── Data entries

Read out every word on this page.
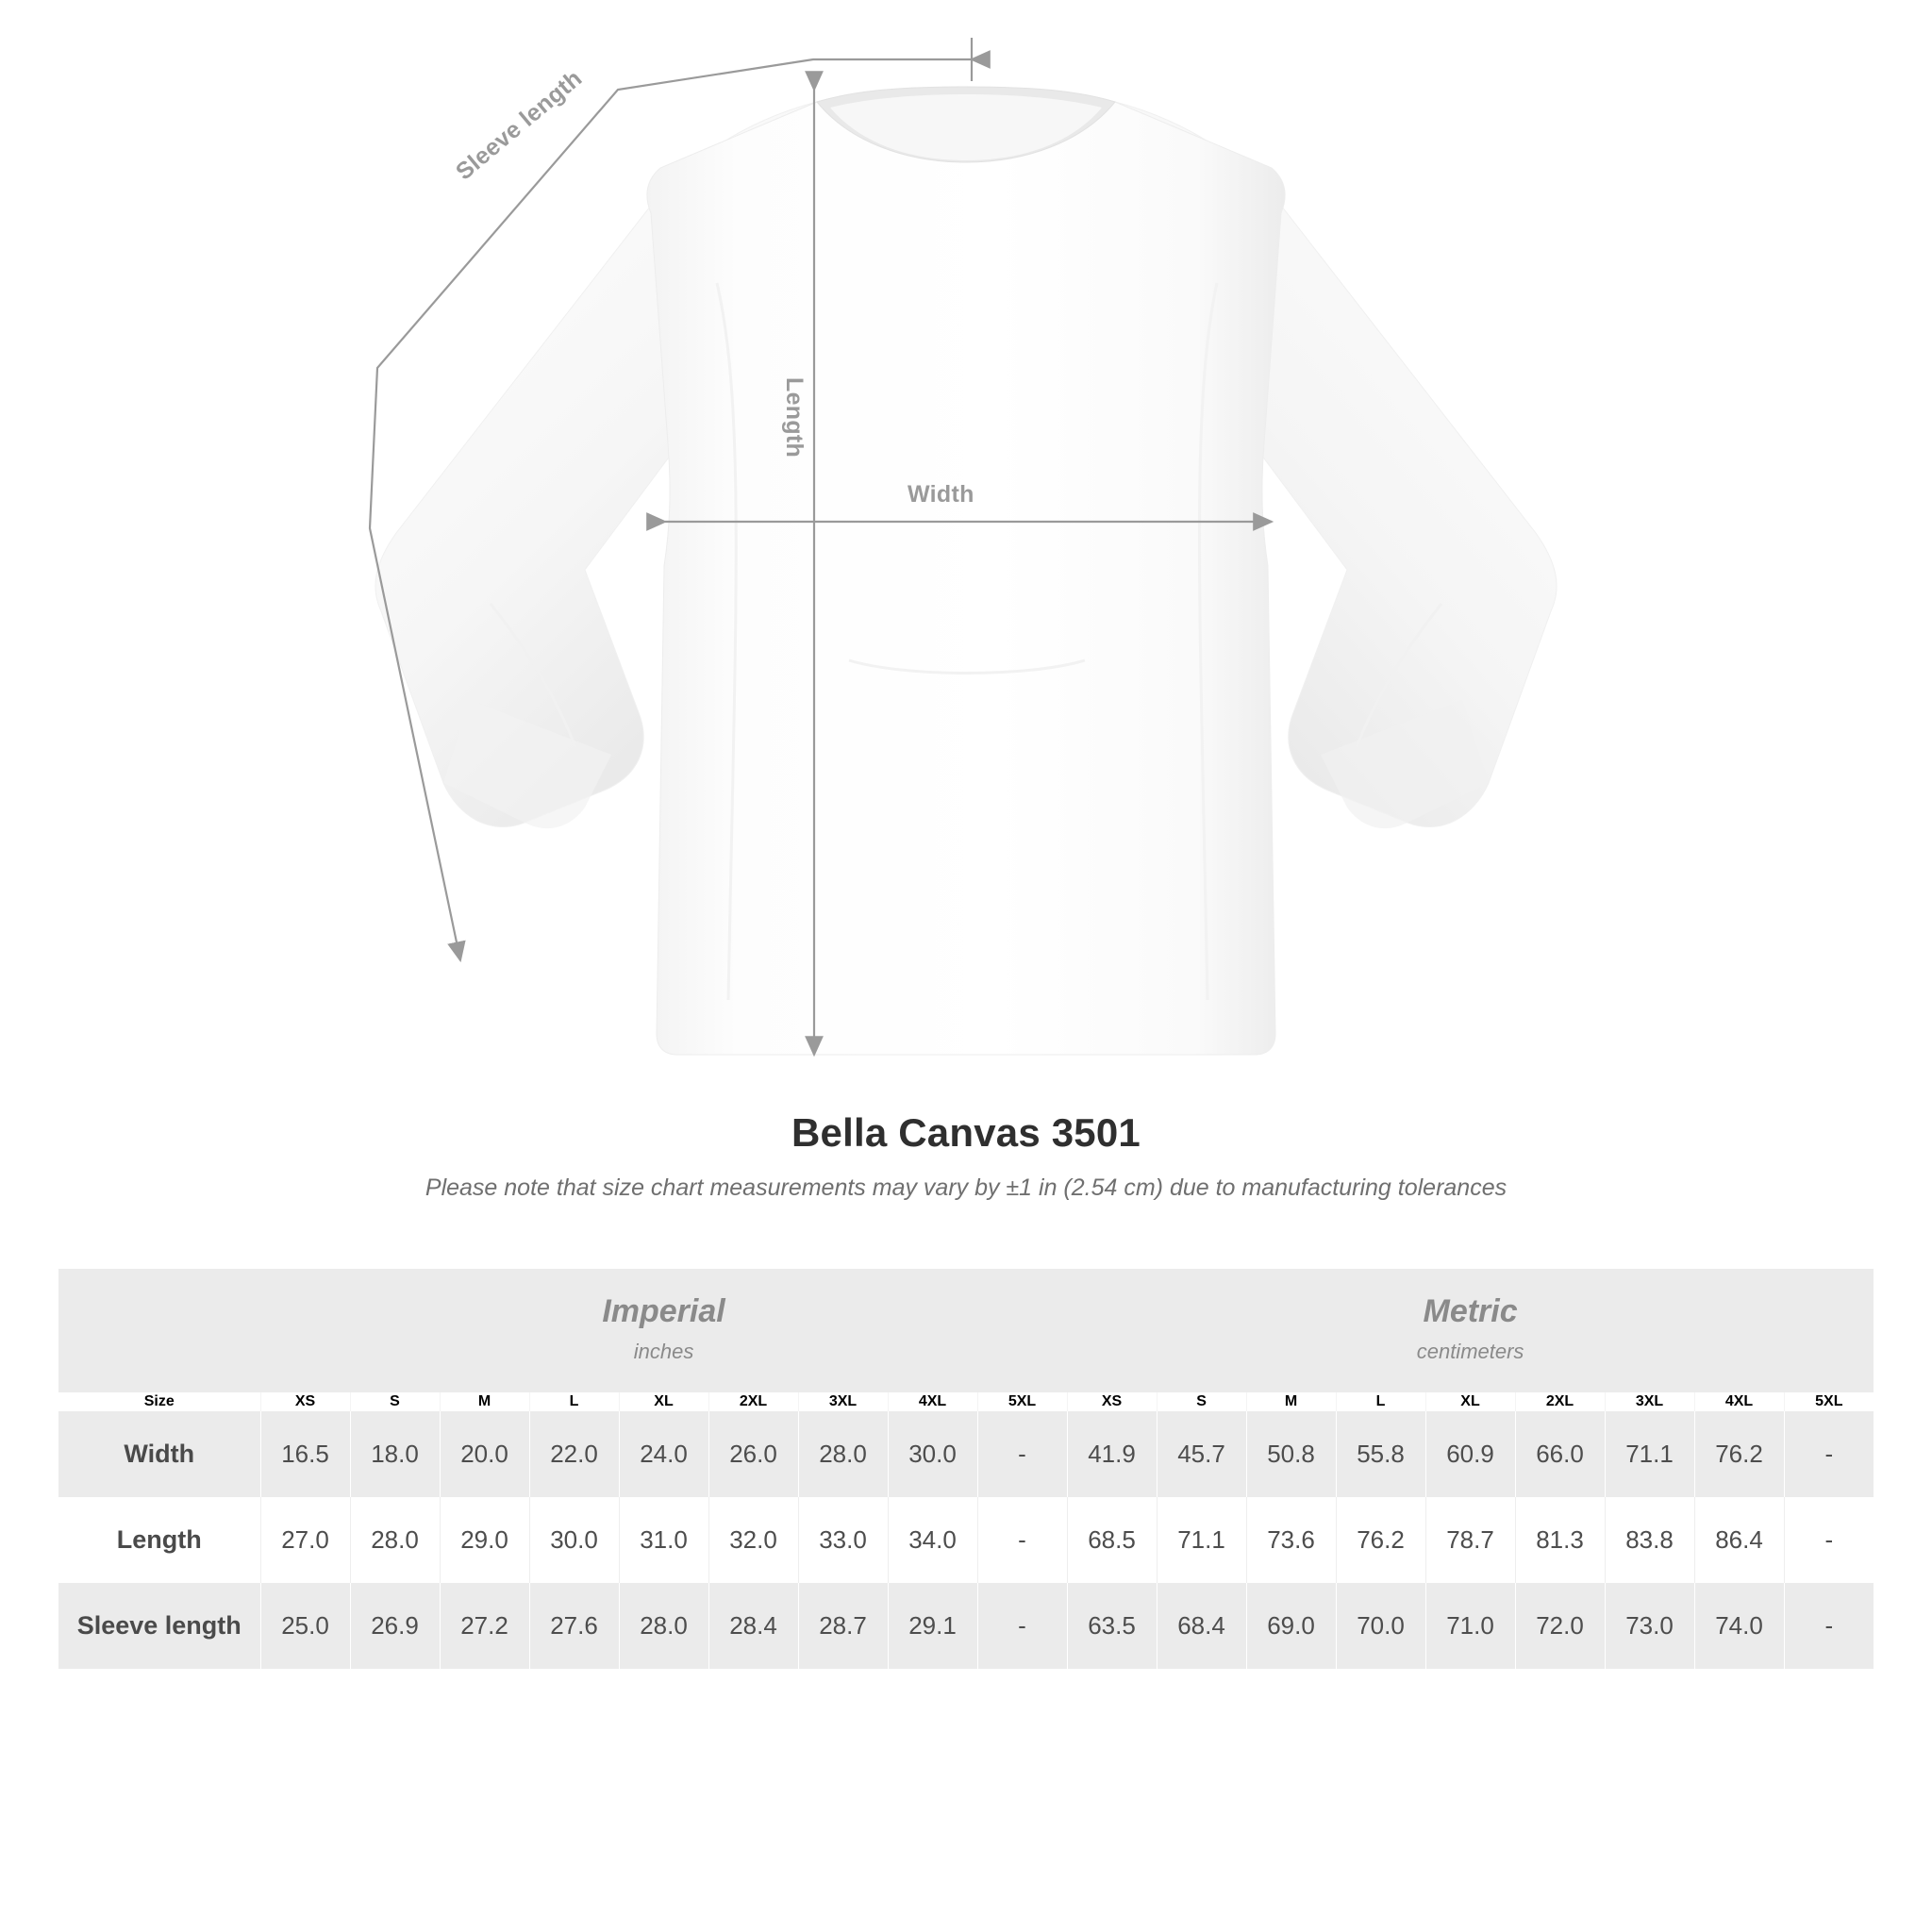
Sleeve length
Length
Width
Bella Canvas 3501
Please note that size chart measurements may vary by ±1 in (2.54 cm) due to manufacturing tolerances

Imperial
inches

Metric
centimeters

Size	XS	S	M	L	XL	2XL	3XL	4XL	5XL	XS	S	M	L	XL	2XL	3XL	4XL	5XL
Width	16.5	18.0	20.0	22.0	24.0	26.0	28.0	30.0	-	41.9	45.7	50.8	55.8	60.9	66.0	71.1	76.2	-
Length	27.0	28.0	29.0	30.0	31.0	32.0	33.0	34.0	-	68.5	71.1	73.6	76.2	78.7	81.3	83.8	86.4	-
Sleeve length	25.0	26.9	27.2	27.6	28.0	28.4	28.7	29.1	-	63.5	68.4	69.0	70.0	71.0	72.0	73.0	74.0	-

────

Exercise directions:
Each entry above should be reproduced exactly, with the pictures removed.

Solution to this exercise:
Read out every word on this page.
Sleeve length
Length
Width
Bella Canvas 3501
Please note that size chart measurements may vary by ±1 in (2.54 cm) due to manufacturing tolerances

Imperial
inches

Metric
centimeters

Size	XS	S	M	L	XL	2XL	3XL	4XL	5XL	XS	S	M	L	XL	2XL	3XL	4XL	5XL
Width	16.5	18.0	20.0	22.0	24.0	26.0	28.0	30.0	-	41.9	45.7	50.8	55.8	60.9	66.0	71.1	76.2	-
Length	27.0	28.0	29.0	30.0	31.0	32.0	33.0	34.0	-	68.5	71.1	73.6	76.2	78.7	81.3	83.8	86.4	-
Sleeve length	25.0	26.9	27.2	27.6	28.0	28.4	28.7	29.1	-	63.5	68.4	69.0	70.0	71.0	72.0	73.0	74.0	-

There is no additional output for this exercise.